**What is required**
Identify the lines that contain the string "France" and report only how many there are.

--- Start ---

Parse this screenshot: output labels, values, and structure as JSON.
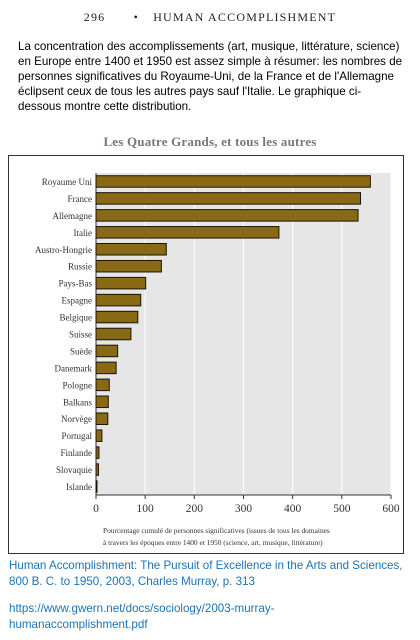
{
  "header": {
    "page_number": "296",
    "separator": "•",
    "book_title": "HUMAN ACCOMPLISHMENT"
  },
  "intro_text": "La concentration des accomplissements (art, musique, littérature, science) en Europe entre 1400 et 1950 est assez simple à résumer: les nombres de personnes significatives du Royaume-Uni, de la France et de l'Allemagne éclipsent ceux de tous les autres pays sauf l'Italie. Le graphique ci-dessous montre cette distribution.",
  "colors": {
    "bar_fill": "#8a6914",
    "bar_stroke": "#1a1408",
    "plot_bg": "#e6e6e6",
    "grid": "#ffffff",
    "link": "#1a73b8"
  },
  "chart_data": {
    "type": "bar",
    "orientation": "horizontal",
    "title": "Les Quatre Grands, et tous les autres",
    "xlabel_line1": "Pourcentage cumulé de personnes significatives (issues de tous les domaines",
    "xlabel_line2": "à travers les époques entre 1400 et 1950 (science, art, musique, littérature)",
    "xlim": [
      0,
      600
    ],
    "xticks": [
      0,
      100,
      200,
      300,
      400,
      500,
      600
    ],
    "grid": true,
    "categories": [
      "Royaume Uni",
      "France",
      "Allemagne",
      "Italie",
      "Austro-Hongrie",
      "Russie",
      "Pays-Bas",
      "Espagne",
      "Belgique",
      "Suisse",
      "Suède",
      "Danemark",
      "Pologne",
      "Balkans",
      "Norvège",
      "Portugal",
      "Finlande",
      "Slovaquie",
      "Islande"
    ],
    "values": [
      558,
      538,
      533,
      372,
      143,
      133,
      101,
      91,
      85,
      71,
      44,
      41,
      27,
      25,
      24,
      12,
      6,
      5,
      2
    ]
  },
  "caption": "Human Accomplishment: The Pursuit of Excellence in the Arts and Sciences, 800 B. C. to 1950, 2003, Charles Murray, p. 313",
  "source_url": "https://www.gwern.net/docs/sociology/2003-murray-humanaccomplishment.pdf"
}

--- End ---

**Complete answer**
2